» **PROBLEM DESCRIPTION**:
Write out every line of the material below that contains the string "internal", counting only matches with the same upper and lower case.
↓↓↓
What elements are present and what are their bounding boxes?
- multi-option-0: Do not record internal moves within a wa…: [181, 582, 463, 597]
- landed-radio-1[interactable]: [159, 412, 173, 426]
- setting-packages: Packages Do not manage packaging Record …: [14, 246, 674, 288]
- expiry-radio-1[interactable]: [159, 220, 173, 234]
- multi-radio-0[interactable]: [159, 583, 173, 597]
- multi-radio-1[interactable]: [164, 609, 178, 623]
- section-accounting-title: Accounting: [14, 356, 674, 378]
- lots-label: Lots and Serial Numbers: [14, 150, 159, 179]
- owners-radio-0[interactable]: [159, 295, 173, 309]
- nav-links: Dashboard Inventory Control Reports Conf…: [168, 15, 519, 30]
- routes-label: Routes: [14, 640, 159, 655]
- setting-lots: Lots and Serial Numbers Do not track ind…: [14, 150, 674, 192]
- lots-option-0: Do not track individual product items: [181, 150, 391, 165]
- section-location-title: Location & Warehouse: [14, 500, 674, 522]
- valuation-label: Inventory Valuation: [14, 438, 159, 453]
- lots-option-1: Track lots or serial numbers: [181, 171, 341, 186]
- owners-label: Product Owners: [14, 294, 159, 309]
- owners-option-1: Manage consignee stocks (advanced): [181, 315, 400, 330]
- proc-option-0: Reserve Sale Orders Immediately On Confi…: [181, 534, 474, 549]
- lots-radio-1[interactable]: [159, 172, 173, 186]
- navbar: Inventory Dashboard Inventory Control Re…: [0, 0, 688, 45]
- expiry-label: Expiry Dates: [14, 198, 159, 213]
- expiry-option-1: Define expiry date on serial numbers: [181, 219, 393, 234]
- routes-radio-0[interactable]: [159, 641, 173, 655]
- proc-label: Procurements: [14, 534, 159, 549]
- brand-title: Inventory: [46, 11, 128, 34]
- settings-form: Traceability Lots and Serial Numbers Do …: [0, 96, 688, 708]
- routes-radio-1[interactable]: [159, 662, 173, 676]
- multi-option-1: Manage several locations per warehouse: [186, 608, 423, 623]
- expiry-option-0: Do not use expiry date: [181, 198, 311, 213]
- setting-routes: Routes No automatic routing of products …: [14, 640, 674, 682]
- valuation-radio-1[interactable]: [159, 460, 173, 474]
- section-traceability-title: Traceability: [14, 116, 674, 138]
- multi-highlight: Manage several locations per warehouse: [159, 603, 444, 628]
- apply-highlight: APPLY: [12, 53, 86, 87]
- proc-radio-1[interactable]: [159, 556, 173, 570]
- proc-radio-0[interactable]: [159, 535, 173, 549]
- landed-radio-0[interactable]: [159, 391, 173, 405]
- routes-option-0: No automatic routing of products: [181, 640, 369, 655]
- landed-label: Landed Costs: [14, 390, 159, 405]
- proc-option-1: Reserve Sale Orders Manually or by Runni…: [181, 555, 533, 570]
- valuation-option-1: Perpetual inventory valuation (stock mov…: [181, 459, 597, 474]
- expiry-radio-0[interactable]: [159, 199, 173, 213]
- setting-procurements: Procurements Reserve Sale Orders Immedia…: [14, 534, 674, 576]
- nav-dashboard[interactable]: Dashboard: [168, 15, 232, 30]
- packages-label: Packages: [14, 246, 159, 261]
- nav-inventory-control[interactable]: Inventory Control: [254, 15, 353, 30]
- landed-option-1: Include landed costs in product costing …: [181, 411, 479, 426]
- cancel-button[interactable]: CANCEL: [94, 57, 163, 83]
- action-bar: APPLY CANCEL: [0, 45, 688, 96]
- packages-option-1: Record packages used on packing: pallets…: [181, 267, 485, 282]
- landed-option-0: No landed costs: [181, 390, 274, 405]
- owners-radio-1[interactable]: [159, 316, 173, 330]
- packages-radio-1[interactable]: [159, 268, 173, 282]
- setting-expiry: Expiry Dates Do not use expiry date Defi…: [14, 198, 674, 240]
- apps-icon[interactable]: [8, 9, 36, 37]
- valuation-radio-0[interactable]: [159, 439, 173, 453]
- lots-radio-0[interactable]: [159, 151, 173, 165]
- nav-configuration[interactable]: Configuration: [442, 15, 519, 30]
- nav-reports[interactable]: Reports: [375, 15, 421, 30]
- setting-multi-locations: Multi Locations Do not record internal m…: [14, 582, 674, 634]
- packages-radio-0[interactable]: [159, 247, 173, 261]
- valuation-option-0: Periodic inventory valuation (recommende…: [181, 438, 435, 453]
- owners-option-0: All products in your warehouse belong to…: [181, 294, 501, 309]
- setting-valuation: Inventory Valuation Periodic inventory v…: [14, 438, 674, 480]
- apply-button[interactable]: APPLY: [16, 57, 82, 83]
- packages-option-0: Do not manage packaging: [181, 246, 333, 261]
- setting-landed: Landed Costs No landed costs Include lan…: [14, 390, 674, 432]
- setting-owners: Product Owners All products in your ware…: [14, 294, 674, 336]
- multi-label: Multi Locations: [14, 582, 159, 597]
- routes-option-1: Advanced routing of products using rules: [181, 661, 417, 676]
↑↑↑
» **FULL ANSWER**:
- multi-option-0: Do not record internal moves within a wa…: [181, 582, 463, 597]
- setting-multi-locations: Multi Locations Do not record internal m…: [14, 582, 674, 634]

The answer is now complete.